=== DATA TO PROCESS ===
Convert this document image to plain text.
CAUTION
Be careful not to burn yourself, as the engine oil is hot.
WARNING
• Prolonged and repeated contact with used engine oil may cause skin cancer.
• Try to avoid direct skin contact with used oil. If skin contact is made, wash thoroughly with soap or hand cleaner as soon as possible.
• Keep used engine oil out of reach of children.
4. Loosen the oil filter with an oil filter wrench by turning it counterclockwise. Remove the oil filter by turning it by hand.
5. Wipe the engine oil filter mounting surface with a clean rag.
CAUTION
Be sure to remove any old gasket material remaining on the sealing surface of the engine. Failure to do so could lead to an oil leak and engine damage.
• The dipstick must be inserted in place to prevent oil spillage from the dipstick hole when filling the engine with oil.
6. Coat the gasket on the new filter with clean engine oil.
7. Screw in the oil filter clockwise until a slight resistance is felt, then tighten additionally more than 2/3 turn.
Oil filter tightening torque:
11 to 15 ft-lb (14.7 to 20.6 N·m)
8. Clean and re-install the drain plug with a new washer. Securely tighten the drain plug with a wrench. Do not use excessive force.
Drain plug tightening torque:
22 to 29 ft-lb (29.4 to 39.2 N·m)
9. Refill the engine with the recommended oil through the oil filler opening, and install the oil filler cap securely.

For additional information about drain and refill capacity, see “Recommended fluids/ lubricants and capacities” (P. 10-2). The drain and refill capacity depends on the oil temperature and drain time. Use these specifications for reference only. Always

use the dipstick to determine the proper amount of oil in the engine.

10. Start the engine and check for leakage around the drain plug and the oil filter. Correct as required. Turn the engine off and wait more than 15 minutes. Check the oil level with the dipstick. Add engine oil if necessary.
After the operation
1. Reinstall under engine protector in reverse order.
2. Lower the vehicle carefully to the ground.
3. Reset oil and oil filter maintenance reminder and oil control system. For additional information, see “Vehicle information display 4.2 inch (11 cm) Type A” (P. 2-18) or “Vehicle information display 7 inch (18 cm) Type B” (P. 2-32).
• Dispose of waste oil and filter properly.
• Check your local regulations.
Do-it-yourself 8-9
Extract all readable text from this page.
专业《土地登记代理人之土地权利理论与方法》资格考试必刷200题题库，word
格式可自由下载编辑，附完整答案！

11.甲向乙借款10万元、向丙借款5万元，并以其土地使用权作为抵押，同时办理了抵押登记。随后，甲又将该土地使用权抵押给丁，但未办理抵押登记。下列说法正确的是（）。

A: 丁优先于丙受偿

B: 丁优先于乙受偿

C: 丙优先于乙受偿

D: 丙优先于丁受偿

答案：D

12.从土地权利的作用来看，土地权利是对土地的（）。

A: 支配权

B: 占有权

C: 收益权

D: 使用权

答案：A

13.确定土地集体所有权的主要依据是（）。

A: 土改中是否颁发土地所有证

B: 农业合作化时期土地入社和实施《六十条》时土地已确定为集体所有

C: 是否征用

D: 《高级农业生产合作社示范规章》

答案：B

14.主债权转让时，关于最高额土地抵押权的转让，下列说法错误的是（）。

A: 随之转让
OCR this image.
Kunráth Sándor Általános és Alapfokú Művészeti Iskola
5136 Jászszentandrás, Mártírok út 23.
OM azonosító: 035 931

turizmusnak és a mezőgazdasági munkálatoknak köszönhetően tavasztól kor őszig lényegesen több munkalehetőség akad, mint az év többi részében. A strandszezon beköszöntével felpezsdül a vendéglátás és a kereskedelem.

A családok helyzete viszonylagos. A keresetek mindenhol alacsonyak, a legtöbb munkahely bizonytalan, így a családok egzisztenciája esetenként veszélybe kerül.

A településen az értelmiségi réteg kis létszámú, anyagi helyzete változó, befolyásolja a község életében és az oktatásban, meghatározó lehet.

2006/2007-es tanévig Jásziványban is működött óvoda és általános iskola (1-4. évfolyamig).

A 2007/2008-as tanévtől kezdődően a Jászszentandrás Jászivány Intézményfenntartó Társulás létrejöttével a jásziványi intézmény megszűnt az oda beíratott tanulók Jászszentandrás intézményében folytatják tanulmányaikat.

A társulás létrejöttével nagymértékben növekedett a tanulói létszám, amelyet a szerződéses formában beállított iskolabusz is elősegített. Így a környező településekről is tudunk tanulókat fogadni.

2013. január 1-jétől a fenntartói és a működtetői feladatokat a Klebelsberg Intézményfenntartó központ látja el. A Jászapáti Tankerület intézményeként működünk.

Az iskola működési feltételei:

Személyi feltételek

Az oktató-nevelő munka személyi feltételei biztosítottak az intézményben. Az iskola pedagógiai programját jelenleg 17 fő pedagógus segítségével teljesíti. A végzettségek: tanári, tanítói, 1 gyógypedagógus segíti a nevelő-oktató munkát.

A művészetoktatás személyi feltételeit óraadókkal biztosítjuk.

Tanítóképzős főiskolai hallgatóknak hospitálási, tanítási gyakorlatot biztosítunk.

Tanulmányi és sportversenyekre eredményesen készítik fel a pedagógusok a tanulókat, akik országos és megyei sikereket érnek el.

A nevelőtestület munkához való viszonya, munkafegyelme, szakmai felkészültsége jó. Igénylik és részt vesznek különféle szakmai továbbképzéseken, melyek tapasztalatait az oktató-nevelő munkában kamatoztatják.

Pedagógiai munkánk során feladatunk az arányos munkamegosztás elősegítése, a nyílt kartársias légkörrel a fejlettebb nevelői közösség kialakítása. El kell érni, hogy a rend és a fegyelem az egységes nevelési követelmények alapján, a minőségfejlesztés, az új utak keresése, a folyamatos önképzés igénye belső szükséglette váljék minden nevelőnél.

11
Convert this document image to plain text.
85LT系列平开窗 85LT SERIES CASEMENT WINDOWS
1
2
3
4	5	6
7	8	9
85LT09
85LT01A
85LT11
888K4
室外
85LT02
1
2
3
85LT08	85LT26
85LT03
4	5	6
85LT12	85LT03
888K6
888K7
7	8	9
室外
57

=== PROBLEM ===
What is the number of lines in the data holding the word "more"? Reply with that number only.

=== COMPLETED EXERCISE ===
2